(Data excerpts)
########

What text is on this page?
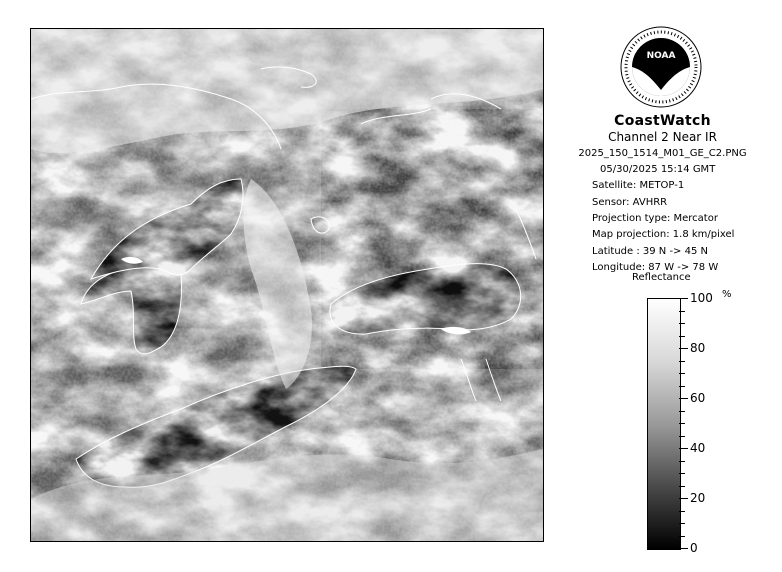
NOAA
CoastWatch
Channel 2 Near IR
2025_150_1514_M01_GE_C2.PNG
05/30/2025 15:14 GMT
Satellite: METOP-1
Sensor: AVHRR
Projection type: Mercator
Map projection: 1.8 km/pixel
Latitude : 39 N -> 45 N
Longitude: 87 W -> 78 W
Reflectance
%
100
80
60
40
20
0
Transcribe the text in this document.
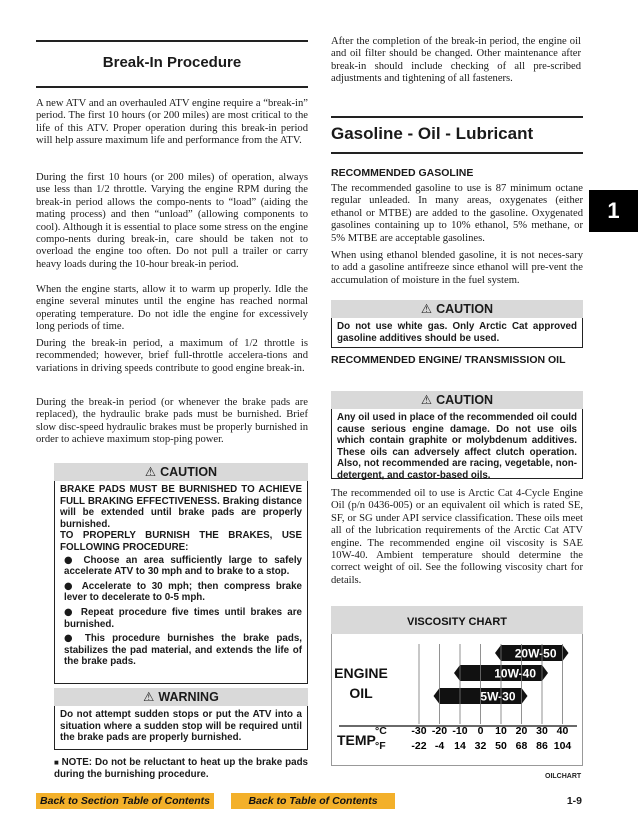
Break-In Procedure
A new ATV and an overhauled ATV engine require a “break-in” period. The first 10 hours (or 200 miles) are most critical to the life of this ATV. Proper operation during this break-in period will help assure maximum life and performance from the ATV.
During the first 10 hours (or 200 miles) of operation, always use less than 1/2 throttle. Varying the engine RPM during the break-in period allows the compo-nents to “load” (aiding the mating process) and then “unload” (allowing components to cool). Although it is essential to place some stress on the engine compo-nents during break-in, care should be taken not to overload the engine too often. Do not pull a trailer or carry heavy loads during the 10-hour break-in period.
When the engine starts, allow it to warm up properly. Idle the engine several minutes until the engine has reached normal operating temperature. Do not idle the engine for excessively long periods of time.
During the break-in period, a maximum of 1/2 throttle is recommended; however, brief full-throttle accelera-tions and variations in driving speeds contribute to good engine break-in.
During the break-in period (or whenever the brake pads are replaced), the hydraulic brake pads must be burnished. Brief slow disc-speed hydraulic brakes must be properly burnished in order to achieve maximum stop-ping power.
⚠ CAUTION

BRAKE PADS MUST BE BURNISHED TO ACHIEVE FULL BRAKING EFFECTIVENESS. Braking distance will be extended until brake pads are properly burnished.

TO PROPERLY BURNISH THE BRAKES, USE FOLLOWING PROCEDURE:

● Choose an area sufficiently large to safely accelerate ATV to 30 mph and to brake to a stop.

● Accelerate to 30 mph; then compress brake lever to decelerate to 0-5 mph.

● Repeat procedure five times until brakes are burnished.

● This procedure burnishes the brake pads, stabilizes the pad material, and extends the life of the brake pads.

⚠ WARNING

Do not attempt sudden stops or put the ATV into a situation where a sudden stop will be required until the brake pads are properly burnished.

■ NOTE: Do not be reluctant to heat up the brake pads during the burnishing procedure.
After the completion of the break-in period, the engine oil and oil filter should be changed. Other maintenance after break-in should include checking of all pre-scribed adjustments and tightening of all fasteners.
Gasoline - Oil - Lubricant
RECOMMENDED GASOLINE
The recommended gasoline to use is 87 minimum octane regular unleaded. In many areas, oxygenates (either ethanol or MTBE) are added to the gasoline. Oxygenated gasolines containing up to 10% ethanol, 5% methane, or 5% MTBE are acceptable gasolines.
When using ethanol blended gasoline, it is not neces-sary to add a gasoline antifreeze since ethanol will pre-vent the accumulation of moisture in the fuel system.
⚠ CAUTION

Do not use white gas. Only Arctic Cat approved gasoline additives should be used.

RECOMMENDED ENGINE/ TRANSMISSION OIL
⚠ CAUTION

Any oil used in place of the recommended oil could cause serious engine damage. Do not use oils which contain graphite or molybdenum additives. These oils can adversely affect clutch operation. Also, not recommended are racing, vegetable, non-detergent, and castor-based oils.

The recommended oil to use is Arctic Cat 4-Cycle Engine Oil (p/n 0436-005) or an equivalent oil which is rated SE, SF, or SG under API service classification. These oils meet all of the lubrication requirements of the Arctic Cat ATV engine. The recommended engine oil viscosity is SAE 10W-40. Ambient temperature should determine the correct weight of oil. See the following viscosity chart for details.
1
VISCOSITY CHART
ENGINE
OIL
20W-50
10W-40
5W-30
TEMP
°C
°F
-30
-22
-20
-4
-10
14
0
32
10
50
20
68
30
86
40
104
OILCHART
Back to Section Table of Contents	Back to Table of Contents	1-9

########

Count the lines of these entries that hold the string "throttle", and give only that number.

2